start

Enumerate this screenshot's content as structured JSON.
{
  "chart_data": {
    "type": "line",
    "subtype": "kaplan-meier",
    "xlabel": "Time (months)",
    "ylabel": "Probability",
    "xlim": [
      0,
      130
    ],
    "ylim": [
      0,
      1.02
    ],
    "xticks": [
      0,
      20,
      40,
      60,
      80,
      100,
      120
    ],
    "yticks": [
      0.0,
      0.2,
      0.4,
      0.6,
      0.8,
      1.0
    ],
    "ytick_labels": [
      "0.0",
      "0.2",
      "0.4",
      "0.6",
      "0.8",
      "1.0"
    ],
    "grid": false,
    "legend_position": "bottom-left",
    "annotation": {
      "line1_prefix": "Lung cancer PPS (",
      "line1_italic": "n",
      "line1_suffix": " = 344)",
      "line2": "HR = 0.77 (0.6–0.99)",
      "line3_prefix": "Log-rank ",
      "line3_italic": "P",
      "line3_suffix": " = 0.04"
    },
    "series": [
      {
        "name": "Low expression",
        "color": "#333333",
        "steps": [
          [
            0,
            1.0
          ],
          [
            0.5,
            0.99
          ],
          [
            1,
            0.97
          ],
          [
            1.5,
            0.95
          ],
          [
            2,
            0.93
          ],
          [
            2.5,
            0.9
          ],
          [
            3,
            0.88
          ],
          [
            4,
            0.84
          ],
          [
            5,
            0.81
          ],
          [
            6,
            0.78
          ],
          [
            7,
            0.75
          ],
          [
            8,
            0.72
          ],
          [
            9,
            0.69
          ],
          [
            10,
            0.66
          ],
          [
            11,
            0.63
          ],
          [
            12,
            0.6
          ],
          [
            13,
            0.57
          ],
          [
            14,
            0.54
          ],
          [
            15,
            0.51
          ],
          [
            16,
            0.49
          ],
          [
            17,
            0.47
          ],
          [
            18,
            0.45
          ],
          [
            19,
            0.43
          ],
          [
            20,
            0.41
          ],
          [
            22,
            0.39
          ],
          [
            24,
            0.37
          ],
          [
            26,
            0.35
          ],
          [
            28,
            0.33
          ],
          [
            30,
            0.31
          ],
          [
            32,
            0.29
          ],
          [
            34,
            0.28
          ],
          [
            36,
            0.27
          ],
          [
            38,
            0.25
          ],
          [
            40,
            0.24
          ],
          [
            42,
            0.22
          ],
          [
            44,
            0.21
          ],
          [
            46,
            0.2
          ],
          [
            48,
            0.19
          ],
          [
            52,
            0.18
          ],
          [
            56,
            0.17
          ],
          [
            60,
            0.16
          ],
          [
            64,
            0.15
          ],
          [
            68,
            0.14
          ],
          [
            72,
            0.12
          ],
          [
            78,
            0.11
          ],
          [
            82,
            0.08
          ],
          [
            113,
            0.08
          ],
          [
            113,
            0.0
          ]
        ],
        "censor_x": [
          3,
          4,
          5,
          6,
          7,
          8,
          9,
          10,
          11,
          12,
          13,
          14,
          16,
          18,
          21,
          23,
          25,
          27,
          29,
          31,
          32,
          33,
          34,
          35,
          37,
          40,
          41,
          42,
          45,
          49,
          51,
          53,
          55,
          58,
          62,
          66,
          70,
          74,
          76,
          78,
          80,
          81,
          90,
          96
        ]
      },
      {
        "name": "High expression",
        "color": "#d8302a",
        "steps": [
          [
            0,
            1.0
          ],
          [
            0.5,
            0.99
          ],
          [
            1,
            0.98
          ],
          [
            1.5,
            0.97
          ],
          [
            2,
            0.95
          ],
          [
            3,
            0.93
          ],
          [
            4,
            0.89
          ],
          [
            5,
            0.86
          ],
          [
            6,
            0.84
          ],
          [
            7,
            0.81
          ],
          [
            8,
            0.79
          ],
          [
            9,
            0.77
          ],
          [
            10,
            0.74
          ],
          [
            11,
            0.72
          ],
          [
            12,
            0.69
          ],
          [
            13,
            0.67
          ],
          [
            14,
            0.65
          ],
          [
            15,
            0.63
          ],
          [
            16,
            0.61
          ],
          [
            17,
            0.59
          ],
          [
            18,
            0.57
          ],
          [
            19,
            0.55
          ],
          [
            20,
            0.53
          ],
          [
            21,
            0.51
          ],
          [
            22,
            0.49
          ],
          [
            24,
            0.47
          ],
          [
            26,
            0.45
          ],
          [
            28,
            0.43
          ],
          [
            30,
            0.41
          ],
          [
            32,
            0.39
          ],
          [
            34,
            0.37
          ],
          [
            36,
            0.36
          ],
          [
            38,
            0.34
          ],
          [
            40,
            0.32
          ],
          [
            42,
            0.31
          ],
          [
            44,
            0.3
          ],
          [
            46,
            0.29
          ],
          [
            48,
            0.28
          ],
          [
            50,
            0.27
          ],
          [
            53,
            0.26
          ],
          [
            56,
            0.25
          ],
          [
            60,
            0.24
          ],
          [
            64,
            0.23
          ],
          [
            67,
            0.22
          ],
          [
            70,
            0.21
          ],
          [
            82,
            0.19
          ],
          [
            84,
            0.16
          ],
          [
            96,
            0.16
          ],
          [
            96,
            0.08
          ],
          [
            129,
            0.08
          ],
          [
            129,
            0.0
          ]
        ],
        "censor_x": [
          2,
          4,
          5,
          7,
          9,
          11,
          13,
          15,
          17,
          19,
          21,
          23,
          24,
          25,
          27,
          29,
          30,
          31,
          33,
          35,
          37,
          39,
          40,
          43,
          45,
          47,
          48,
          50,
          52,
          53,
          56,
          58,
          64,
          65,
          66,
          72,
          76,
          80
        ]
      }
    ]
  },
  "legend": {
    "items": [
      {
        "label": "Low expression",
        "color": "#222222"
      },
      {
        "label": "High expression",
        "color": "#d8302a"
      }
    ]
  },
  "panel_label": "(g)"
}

end

* **Task prompt**
Quote the data above in full, changing nothing.

* **Solution to this exercise**
Enumerate this screenshot's content as structured JSON.
{
  "chart_data": {
    "type": "line",
    "subtype": "kaplan-meier",
    "xlabel": "Time (months)",
    "ylabel": "Probability",
    "xlim": [
      0,
      130
    ],
    "ylim": [
      0,
      1.02
    ],
    "xticks": [
      0,
      20,
      40,
      60,
      80,
      100,
      120
    ],
    "yticks": [
      0.0,
      0.2,
      0.4,
      0.6,
      0.8,
      1.0
    ],
    "ytick_labels": [
      "0.0",
      "0.2",
      "0.4",
      "0.6",
      "0.8",
      "1.0"
    ],
    "grid": false,
    "legend_position": "bottom-left",
    "annotation": {
      "line1_prefix": "Lung cancer PPS (",
      "line1_italic": "n",
      "line1_suffix": " = 344)",
      "line2": "HR = 0.77 (0.6–0.99)",
      "line3_prefix": "Log-rank ",
      "line3_italic": "P",
      "line3_suffix": " = 0.04"
    },
    "series": [
      {
        "name": "Low expression",
        "color": "#333333",
        "steps": [
          [
            0,
            1.0
          ],
          [
            0.5,
            0.99
          ],
          [
            1,
            0.97
          ],
          [
            1.5,
            0.95
          ],
          [
            2,
            0.93
          ],
          [
            2.5,
            0.9
          ],
          [
            3,
            0.88
          ],
          [
            4,
            0.84
          ],
          [
            5,
            0.81
          ],
          [
            6,
            0.78
          ],
          [
            7,
            0.75
          ],
          [
            8,
            0.72
          ],
          [
            9,
            0.69
          ],
          [
            10,
            0.66
          ],
          [
            11,
            0.63
          ],
          [
            12,
            0.6
          ],
          [
            13,
            0.57
          ],
          [
            14,
            0.54
          ],
          [
            15,
            0.51
          ],
          [
            16,
            0.49
          ],
          [
            17,
            0.47
          ],
          [
            18,
            0.45
          ],
          [
            19,
            0.43
          ],
          [
            20,
            0.41
          ],
          [
            22,
            0.39
          ],
          [
            24,
            0.37
          ],
          [
            26,
            0.35
          ],
          [
            28,
            0.33
          ],
          [
            30,
            0.31
          ],
          [
            32,
            0.29
          ],
          [
            34,
            0.28
          ],
          [
            36,
            0.27
          ],
          [
            38,
            0.25
          ],
          [
            40,
            0.24
          ],
          [
            42,
            0.22
          ],
          [
            44,
            0.21
          ],
          [
            46,
            0.2
          ],
          [
            48,
            0.19
          ],
          [
            52,
            0.18
          ],
          [
            56,
            0.17
          ],
          [
            60,
            0.16
          ],
          [
            64,
            0.15
          ],
          [
            68,
            0.14
          ],
          [
            72,
            0.12
          ],
          [
            78,
            0.11
          ],
          [
            82,
            0.08
          ],
          [
            113,
            0.08
          ],
          [
            113,
            0.0
          ]
        ],
        "censor_x": [
          3,
          4,
          5,
          6,
          7,
          8,
          9,
          10,
          11,
          12,
          13,
          14,
          16,
          18,
          21,
          23,
          25,
          27,
          29,
          31,
          32,
          33,
          34,
          35,
          37,
          40,
          41,
          42,
          45,
          49,
          51,
          53,
          55,
          58,
          62,
          66,
          70,
          74,
          76,
          78,
          80,
          81,
          90,
          96
        ]
      },
      {
        "name": "High expression",
        "color": "#d8302a",
        "steps": [
          [
            0,
            1.0
          ],
          [
            0.5,
            0.99
          ],
          [
            1,
            0.98
          ],
          [
            1.5,
            0.97
          ],
          [
            2,
            0.95
          ],
          [
            3,
            0.93
          ],
          [
            4,
            0.89
          ],
          [
            5,
            0.86
          ],
          [
            6,
            0.84
          ],
          [
            7,
            0.81
          ],
          [
            8,
            0.79
          ],
          [
            9,
            0.77
          ],
          [
            10,
            0.74
          ],
          [
            11,
            0.72
          ],
          [
            12,
            0.69
          ],
          [
            13,
            0.67
          ],
          [
            14,
            0.65
          ],
          [
            15,
            0.63
          ],
          [
            16,
            0.61
          ],
          [
            17,
            0.59
          ],
          [
            18,
            0.57
          ],
          [
            19,
            0.55
          ],
          [
            20,
            0.53
          ],
          [
            21,
            0.51
          ],
          [
            22,
            0.49
          ],
          [
            24,
            0.47
          ],
          [
            26,
            0.45
          ],
          [
            28,
            0.43
          ],
          [
            30,
            0.41
          ],
          [
            32,
            0.39
          ],
          [
            34,
            0.37
          ],
          [
            36,
            0.36
          ],
          [
            38,
            0.34
          ],
          [
            40,
            0.32
          ],
          [
            42,
            0.31
          ],
          [
            44,
            0.3
          ],
          [
            46,
            0.29
          ],
          [
            48,
            0.28
          ],
          [
            50,
            0.27
          ],
          [
            53,
            0.26
          ],
          [
            56,
            0.25
          ],
          [
            60,
            0.24
          ],
          [
            64,
            0.23
          ],
          [
            67,
            0.22
          ],
          [
            70,
            0.21
          ],
          [
            82,
            0.19
          ],
          [
            84,
            0.16
          ],
          [
            96,
            0.16
          ],
          [
            96,
            0.08
          ],
          [
            129,
            0.08
          ],
          [
            129,
            0.0
          ]
        ],
        "censor_x": [
          2,
          4,
          5,
          7,
          9,
          11,
          13,
          15,
          17,
          19,
          21,
          23,
          24,
          25,
          27,
          29,
          30,
          31,
          33,
          35,
          37,
          39,
          40,
          43,
          45,
          47,
          48,
          50,
          52,
          53,
          56,
          58,
          64,
          65,
          66,
          72,
          76,
          80
        ]
      }
    ]
  },
  "legend": {
    "items": [
      {
        "label": "Low expression",
        "color": "#222222"
      },
      {
        "label": "High expression",
        "color": "#d8302a"
      }
    ]
  },
  "panel_label": "(g)"
}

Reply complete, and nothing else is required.